• [TASK DETAILS]: The lines to copy from the listing below are those that contain the string "chromosomal".

*** DATA FOR REVIEW ***

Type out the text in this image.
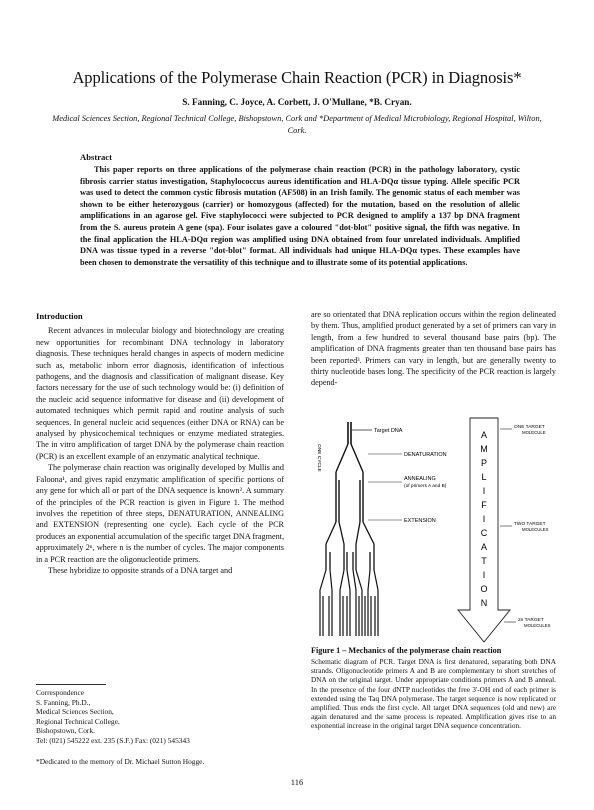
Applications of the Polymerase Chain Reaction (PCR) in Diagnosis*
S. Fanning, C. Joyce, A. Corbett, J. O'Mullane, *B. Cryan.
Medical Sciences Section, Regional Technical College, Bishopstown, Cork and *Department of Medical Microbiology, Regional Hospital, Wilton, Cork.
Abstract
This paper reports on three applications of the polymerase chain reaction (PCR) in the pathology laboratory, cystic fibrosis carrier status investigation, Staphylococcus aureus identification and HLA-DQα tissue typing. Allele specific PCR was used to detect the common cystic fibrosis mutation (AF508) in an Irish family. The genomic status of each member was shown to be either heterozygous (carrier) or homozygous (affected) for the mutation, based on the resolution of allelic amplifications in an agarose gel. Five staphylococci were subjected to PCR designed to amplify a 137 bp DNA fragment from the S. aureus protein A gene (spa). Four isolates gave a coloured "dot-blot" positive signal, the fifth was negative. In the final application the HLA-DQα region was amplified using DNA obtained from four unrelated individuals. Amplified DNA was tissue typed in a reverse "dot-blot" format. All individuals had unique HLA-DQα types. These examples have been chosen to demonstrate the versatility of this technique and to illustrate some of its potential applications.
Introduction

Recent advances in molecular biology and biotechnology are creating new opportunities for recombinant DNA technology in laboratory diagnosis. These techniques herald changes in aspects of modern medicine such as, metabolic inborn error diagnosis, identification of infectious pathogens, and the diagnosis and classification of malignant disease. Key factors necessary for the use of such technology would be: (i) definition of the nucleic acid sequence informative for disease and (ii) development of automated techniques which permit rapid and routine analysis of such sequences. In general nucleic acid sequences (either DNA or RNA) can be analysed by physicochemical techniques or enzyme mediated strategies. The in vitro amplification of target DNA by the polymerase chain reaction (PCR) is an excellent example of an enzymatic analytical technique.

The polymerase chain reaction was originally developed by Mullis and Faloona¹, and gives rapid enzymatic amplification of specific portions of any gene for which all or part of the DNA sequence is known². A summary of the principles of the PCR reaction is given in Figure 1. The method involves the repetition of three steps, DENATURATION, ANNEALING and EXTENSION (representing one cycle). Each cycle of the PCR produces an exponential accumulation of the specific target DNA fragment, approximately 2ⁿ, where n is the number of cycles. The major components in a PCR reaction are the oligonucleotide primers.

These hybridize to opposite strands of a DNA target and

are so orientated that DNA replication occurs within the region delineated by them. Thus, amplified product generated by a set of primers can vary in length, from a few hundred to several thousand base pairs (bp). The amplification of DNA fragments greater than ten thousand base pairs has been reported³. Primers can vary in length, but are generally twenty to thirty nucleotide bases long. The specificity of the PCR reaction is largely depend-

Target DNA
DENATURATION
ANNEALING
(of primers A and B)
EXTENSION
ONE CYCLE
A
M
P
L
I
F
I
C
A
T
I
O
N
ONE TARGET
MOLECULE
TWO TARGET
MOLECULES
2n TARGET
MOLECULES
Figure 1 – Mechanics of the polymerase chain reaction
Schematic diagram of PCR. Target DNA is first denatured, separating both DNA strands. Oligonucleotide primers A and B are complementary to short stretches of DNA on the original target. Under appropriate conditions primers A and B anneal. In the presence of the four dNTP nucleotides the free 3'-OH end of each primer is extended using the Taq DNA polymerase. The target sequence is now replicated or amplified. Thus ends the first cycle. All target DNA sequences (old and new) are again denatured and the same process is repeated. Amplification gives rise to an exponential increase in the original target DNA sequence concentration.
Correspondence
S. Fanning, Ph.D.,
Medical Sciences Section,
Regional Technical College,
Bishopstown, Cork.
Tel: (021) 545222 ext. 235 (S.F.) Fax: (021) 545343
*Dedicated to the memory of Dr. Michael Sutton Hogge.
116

***
*** DATA FOR REVIEW ***

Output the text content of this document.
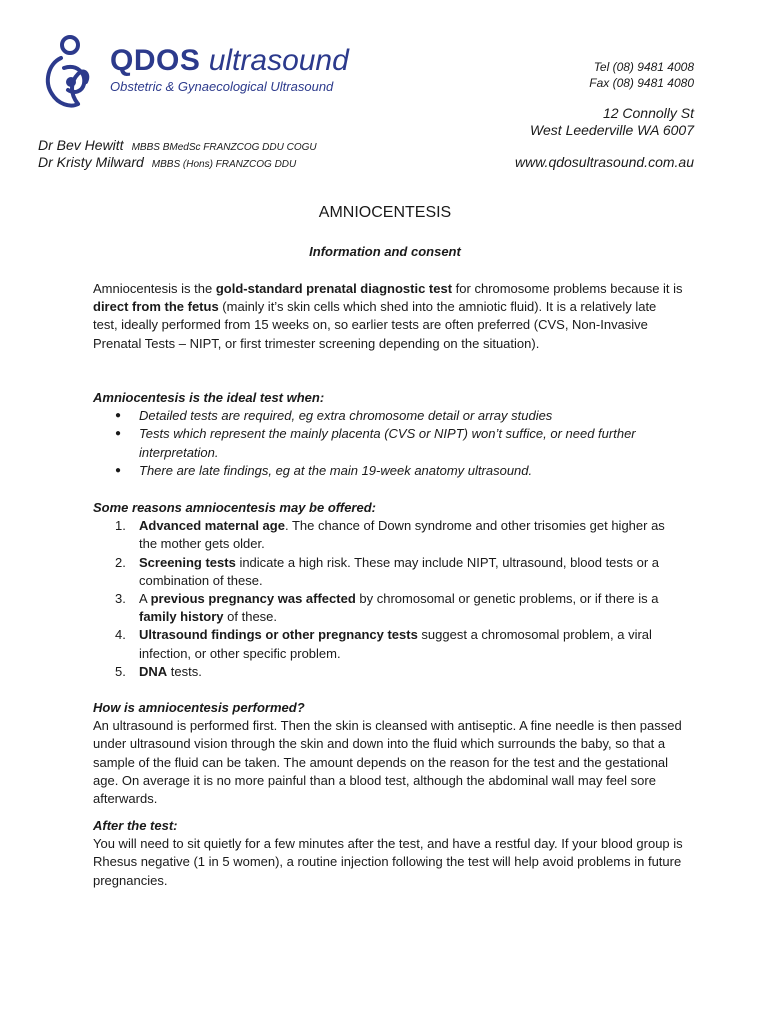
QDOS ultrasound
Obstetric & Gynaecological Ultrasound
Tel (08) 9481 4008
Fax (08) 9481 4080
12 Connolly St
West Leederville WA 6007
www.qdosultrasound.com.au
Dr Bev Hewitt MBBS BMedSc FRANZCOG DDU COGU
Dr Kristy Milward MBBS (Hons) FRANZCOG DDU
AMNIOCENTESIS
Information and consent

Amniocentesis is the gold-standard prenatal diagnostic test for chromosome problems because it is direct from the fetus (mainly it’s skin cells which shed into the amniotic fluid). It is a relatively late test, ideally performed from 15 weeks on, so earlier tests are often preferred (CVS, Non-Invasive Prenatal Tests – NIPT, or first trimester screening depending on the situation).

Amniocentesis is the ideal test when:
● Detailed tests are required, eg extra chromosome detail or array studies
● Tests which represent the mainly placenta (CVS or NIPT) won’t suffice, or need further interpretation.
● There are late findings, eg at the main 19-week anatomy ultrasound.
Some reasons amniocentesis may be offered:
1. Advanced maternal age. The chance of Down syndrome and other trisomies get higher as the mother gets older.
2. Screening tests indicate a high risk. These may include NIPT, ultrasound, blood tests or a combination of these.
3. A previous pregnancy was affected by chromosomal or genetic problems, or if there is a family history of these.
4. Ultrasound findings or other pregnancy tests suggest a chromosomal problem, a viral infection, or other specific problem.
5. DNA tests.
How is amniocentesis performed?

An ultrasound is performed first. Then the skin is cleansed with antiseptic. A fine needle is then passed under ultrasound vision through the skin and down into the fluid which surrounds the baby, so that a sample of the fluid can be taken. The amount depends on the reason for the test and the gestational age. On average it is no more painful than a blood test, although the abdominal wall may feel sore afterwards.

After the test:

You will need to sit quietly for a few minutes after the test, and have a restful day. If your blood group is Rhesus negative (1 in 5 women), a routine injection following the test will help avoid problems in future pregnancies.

***

• [WORKED SOLUTION]:
3. A previous pregnancy was affected by chromosomal or genetic problems, or if there is a family history of these.
4. Ultrasound findings or other pregnancy tests suggest a chromosomal problem, a viral infection, or other specific problem.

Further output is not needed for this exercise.